* _Given exercise_:
Scan the records below for the word "this" and give only the number of lines that hold it.

* _Data lines_:
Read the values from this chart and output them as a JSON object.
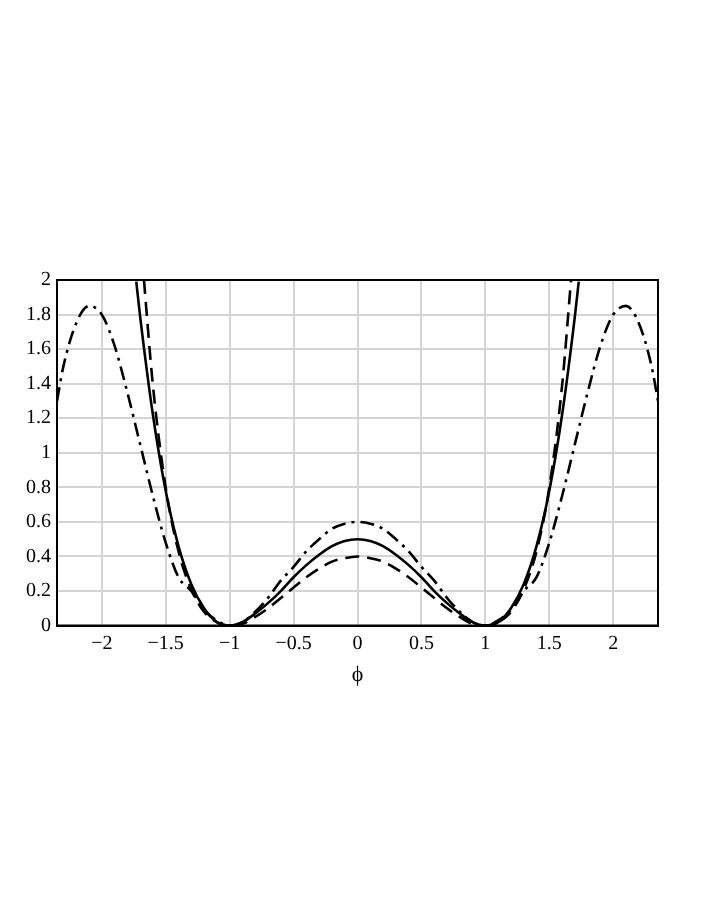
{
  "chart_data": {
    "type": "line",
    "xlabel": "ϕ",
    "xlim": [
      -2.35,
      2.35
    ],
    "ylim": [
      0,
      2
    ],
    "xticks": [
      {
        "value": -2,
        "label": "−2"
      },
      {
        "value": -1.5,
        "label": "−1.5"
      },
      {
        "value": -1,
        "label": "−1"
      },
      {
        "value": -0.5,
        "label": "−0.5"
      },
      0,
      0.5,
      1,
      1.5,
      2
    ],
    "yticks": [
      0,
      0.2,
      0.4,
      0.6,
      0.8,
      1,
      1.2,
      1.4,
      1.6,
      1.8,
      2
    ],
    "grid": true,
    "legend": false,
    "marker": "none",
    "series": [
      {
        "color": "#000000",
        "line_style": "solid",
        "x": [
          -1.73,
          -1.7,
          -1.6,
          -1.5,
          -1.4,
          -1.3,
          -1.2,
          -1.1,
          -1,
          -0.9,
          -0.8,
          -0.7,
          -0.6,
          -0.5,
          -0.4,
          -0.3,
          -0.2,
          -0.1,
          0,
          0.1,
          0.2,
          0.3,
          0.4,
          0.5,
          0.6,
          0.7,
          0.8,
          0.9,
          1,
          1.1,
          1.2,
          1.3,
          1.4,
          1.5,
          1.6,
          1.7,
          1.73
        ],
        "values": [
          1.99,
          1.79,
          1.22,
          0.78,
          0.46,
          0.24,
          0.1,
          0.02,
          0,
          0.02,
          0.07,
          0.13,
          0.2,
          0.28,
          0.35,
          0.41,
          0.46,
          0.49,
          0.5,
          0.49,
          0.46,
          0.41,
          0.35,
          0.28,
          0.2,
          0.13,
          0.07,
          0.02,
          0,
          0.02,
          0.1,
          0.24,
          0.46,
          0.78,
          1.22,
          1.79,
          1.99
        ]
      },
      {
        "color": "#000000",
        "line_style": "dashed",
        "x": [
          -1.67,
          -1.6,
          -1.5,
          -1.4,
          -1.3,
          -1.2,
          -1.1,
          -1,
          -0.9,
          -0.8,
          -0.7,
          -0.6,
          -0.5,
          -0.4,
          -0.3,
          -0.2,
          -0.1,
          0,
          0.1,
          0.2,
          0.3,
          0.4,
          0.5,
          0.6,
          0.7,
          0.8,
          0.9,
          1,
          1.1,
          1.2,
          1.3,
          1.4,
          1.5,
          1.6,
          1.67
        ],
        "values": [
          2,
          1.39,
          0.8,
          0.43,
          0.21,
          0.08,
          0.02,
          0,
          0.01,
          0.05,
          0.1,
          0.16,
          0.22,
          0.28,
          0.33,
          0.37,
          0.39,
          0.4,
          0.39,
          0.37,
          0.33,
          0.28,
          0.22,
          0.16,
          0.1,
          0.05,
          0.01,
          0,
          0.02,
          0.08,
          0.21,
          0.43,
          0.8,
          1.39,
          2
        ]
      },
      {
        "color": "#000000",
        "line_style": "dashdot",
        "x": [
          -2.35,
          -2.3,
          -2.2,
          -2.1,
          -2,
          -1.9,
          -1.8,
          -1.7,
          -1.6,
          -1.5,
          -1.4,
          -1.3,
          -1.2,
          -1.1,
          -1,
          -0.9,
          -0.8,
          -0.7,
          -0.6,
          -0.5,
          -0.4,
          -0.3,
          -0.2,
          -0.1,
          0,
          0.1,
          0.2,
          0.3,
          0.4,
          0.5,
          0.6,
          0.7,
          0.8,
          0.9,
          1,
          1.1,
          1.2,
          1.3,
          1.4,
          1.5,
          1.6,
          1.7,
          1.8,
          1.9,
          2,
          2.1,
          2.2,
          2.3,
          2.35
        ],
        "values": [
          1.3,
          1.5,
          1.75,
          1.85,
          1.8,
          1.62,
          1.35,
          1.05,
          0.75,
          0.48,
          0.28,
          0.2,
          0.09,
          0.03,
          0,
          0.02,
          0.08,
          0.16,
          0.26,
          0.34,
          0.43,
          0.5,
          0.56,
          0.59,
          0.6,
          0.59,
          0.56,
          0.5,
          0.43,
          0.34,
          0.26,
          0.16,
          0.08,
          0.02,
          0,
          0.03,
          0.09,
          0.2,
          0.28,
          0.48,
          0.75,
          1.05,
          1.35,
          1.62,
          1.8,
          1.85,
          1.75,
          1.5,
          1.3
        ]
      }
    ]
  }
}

--

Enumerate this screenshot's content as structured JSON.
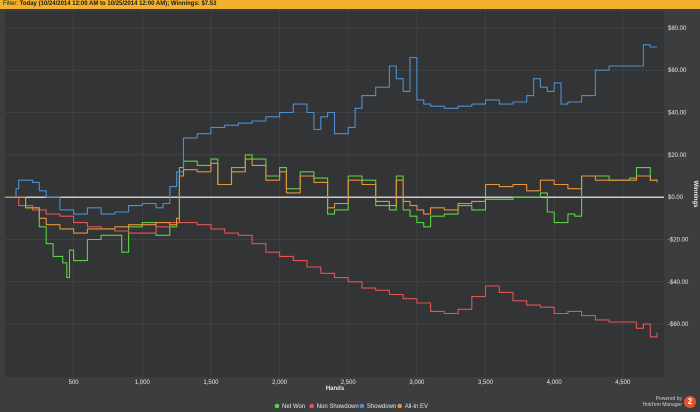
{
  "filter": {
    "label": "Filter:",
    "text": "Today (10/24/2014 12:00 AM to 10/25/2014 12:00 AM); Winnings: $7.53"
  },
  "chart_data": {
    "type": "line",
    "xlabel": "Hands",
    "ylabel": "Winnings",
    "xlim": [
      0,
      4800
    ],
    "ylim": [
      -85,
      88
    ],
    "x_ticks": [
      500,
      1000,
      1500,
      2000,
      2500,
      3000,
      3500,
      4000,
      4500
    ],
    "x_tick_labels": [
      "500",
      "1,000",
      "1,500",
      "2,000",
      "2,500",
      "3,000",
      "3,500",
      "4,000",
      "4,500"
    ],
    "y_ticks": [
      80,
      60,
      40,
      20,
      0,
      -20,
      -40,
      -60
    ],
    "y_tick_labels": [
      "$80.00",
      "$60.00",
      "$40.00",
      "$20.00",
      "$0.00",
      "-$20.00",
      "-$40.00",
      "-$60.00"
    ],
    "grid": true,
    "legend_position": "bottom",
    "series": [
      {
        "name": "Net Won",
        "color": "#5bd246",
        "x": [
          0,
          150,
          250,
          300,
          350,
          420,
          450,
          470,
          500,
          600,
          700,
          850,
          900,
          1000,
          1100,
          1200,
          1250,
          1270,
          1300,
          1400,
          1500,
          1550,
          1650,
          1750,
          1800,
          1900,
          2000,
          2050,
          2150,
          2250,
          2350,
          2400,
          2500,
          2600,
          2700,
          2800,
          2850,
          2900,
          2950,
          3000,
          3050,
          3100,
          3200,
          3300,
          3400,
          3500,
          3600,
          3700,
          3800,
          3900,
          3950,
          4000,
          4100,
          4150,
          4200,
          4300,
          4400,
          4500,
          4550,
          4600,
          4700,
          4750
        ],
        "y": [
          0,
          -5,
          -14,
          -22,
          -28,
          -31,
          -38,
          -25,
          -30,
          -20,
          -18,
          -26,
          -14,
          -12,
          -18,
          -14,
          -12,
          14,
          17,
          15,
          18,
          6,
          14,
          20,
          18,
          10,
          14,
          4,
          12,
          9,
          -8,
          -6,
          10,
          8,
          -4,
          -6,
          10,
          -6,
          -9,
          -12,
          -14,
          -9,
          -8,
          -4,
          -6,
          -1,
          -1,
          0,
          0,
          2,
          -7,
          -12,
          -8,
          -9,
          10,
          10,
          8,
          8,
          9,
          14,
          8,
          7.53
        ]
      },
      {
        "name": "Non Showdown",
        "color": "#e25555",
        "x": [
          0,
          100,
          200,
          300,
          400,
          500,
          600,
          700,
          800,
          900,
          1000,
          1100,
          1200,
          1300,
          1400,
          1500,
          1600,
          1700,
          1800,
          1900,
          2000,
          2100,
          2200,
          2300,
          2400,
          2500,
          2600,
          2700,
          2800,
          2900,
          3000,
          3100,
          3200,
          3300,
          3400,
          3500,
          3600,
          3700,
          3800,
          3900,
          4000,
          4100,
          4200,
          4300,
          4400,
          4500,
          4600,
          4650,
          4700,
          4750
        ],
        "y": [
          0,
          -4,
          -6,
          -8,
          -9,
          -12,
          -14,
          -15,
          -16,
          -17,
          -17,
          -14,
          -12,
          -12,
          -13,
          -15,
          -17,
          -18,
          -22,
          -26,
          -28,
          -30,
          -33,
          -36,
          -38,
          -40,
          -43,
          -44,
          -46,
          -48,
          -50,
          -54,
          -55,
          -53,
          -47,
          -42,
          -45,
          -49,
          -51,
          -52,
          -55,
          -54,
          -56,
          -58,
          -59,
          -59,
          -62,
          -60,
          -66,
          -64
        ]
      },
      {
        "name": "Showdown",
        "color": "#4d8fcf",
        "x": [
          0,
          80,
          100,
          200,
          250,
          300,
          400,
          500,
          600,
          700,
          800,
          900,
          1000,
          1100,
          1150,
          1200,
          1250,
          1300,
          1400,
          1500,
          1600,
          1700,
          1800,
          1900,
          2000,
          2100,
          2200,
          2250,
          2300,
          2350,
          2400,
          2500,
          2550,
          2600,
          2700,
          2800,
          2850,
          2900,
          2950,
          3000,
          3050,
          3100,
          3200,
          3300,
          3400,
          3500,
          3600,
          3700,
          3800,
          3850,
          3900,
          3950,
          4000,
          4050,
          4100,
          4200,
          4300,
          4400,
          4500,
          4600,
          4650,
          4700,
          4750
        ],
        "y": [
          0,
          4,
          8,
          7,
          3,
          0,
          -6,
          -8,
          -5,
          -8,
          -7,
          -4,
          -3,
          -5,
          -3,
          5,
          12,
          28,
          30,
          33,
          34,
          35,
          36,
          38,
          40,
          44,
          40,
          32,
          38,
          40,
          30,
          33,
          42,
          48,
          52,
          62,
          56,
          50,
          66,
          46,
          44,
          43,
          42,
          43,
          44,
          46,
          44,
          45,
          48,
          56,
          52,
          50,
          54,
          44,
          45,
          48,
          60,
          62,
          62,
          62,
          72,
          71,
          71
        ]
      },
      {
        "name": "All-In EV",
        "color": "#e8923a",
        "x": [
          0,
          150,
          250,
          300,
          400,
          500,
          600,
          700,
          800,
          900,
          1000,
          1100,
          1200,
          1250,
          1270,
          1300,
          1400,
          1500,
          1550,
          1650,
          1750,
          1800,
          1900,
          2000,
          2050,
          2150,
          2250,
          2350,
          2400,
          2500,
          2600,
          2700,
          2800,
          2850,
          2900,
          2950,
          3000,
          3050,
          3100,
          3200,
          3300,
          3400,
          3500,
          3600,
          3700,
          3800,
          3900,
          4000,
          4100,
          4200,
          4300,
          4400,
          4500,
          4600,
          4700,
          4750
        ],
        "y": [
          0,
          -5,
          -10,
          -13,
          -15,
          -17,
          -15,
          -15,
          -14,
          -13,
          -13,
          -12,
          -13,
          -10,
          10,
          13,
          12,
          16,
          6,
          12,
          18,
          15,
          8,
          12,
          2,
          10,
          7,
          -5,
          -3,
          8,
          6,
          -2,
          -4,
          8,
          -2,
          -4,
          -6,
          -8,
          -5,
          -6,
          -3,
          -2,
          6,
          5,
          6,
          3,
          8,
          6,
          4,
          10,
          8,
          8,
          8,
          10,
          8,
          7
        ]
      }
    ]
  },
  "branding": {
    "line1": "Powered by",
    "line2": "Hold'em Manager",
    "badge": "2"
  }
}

* _Exercise answer_:
2